Dataset entries

-- Start --

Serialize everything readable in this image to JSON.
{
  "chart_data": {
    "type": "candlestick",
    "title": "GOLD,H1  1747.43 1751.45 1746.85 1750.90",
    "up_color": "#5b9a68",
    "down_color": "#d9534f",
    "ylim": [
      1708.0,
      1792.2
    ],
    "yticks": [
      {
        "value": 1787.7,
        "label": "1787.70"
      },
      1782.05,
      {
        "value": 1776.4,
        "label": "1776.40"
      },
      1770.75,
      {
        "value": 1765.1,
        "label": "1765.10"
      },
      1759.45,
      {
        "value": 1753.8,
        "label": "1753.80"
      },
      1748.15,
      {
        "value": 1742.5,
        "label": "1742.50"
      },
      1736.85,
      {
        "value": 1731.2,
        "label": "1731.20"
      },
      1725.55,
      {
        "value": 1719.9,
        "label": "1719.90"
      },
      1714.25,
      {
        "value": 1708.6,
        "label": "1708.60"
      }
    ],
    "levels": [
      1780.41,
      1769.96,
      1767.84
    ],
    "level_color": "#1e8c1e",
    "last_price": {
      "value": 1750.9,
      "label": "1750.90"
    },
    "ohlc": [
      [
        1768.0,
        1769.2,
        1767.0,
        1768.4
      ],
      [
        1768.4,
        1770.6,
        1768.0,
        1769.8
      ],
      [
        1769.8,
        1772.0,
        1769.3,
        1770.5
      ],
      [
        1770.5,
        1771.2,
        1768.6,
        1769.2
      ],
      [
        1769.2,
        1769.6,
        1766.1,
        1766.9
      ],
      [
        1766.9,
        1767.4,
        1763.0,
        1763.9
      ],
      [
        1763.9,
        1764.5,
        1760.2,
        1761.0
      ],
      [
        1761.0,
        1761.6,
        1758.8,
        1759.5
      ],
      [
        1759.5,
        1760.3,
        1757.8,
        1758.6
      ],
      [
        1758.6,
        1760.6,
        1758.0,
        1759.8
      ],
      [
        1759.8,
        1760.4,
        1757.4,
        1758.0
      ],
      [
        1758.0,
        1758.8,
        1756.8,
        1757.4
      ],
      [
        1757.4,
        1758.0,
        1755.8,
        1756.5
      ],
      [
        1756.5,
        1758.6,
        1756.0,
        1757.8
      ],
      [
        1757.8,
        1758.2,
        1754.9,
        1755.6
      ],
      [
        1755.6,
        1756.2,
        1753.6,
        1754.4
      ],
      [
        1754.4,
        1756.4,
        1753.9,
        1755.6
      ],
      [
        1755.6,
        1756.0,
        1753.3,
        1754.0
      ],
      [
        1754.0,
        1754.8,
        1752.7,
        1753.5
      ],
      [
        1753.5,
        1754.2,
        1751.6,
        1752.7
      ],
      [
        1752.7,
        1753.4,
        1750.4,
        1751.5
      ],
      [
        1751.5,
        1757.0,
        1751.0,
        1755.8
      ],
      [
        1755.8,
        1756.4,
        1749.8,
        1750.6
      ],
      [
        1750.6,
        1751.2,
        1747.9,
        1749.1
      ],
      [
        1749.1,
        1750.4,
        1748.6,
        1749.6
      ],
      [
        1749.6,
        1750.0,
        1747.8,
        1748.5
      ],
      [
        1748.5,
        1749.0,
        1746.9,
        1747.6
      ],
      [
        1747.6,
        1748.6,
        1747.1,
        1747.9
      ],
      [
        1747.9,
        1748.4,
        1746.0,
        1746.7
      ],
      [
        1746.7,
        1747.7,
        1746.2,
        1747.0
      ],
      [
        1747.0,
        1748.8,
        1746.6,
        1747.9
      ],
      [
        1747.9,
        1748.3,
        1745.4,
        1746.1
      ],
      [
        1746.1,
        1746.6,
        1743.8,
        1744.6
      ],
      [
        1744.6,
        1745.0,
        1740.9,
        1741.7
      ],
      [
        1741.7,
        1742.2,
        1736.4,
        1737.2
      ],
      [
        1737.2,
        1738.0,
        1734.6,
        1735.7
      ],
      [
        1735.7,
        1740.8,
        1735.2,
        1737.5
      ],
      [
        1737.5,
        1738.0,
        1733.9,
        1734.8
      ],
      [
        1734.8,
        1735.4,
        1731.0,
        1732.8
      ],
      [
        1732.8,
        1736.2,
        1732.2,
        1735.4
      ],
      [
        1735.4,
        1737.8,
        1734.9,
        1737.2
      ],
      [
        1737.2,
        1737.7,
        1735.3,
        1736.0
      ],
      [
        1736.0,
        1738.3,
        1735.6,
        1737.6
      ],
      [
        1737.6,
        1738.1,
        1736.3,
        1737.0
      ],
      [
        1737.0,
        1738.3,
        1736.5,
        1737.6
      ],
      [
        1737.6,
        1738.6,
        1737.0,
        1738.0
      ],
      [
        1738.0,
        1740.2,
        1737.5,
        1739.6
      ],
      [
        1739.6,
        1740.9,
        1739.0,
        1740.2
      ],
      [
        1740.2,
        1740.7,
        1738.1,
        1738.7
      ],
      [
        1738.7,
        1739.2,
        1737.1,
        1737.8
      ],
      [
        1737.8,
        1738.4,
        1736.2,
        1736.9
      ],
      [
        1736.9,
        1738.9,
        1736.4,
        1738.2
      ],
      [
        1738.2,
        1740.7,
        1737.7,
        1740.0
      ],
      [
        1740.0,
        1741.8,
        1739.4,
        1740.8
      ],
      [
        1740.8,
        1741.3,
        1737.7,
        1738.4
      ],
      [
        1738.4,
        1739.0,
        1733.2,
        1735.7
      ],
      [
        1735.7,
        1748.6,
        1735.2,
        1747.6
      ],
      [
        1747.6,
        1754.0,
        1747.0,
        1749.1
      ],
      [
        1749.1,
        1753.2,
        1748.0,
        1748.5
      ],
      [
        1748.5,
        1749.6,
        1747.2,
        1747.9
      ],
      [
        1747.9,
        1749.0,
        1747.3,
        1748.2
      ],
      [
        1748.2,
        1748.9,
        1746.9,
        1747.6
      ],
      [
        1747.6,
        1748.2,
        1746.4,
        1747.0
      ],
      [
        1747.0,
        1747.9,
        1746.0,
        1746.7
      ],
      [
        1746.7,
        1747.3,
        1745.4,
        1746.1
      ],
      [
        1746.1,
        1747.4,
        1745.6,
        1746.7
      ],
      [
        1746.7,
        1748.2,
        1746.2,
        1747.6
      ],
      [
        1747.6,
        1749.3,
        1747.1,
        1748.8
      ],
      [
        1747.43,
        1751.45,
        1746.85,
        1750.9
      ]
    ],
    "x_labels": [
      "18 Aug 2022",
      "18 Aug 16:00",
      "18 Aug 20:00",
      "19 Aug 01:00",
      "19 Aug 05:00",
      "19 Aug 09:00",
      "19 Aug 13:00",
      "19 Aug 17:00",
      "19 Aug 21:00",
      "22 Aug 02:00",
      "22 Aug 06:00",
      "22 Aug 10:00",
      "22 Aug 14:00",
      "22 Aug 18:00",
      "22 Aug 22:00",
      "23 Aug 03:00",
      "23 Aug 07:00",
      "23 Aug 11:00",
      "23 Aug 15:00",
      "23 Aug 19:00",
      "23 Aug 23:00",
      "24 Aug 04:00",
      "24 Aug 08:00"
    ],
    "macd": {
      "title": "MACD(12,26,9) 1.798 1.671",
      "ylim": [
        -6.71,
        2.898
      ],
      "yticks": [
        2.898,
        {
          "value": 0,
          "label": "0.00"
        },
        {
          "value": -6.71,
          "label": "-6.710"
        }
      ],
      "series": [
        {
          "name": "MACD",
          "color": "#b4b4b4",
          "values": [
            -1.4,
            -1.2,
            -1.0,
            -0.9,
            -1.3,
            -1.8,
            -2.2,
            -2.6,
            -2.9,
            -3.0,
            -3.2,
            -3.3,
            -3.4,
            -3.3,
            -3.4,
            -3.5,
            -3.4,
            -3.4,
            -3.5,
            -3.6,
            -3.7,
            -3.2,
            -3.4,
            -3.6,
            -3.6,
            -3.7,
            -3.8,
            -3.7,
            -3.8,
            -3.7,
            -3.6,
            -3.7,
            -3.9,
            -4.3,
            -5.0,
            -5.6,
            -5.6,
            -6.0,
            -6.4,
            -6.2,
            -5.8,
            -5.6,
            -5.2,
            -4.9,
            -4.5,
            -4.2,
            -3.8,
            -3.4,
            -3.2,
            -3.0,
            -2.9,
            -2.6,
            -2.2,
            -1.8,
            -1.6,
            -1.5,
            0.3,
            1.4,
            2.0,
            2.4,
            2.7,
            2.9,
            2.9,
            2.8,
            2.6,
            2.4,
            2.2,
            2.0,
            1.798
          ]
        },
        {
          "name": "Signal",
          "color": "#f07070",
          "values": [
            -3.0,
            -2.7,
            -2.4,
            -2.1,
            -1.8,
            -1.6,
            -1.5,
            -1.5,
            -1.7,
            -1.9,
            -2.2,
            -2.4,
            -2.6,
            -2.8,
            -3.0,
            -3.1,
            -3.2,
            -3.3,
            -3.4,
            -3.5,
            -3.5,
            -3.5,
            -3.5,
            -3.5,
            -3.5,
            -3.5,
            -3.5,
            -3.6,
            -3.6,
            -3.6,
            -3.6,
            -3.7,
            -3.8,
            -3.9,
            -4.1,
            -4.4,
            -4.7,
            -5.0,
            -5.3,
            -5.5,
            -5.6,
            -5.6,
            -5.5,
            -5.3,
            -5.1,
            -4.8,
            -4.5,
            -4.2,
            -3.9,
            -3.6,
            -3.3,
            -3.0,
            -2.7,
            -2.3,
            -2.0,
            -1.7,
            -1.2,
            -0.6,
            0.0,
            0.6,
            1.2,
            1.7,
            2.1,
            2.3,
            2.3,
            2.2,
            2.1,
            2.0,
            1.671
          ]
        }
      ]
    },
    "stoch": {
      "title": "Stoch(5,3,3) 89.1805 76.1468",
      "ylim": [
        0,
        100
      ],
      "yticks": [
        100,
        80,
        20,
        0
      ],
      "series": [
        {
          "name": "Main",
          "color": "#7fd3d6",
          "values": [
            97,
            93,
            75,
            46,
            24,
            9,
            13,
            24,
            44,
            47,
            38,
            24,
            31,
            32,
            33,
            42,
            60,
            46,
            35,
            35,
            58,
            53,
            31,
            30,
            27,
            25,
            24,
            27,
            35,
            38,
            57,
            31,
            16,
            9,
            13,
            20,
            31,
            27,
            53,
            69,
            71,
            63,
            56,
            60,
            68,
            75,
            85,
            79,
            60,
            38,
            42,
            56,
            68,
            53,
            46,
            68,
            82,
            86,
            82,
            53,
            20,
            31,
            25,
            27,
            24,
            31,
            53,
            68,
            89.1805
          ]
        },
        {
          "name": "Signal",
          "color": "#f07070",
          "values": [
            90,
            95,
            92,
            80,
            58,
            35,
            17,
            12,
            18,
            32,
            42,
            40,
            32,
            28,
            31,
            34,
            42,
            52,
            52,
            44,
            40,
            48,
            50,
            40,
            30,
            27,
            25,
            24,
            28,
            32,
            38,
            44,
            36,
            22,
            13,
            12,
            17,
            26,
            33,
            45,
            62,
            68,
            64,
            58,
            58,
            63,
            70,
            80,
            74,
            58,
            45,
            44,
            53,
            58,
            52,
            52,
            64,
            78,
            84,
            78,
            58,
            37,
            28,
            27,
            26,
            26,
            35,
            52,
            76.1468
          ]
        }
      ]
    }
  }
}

-- End --

— Work to be completed —
Look through the material above. Copy each line where the word "name" appears.

— Result for this task —
          "name": "MACD",
          "name": "Signal",
          "name": "Main",
          "name": "Signal",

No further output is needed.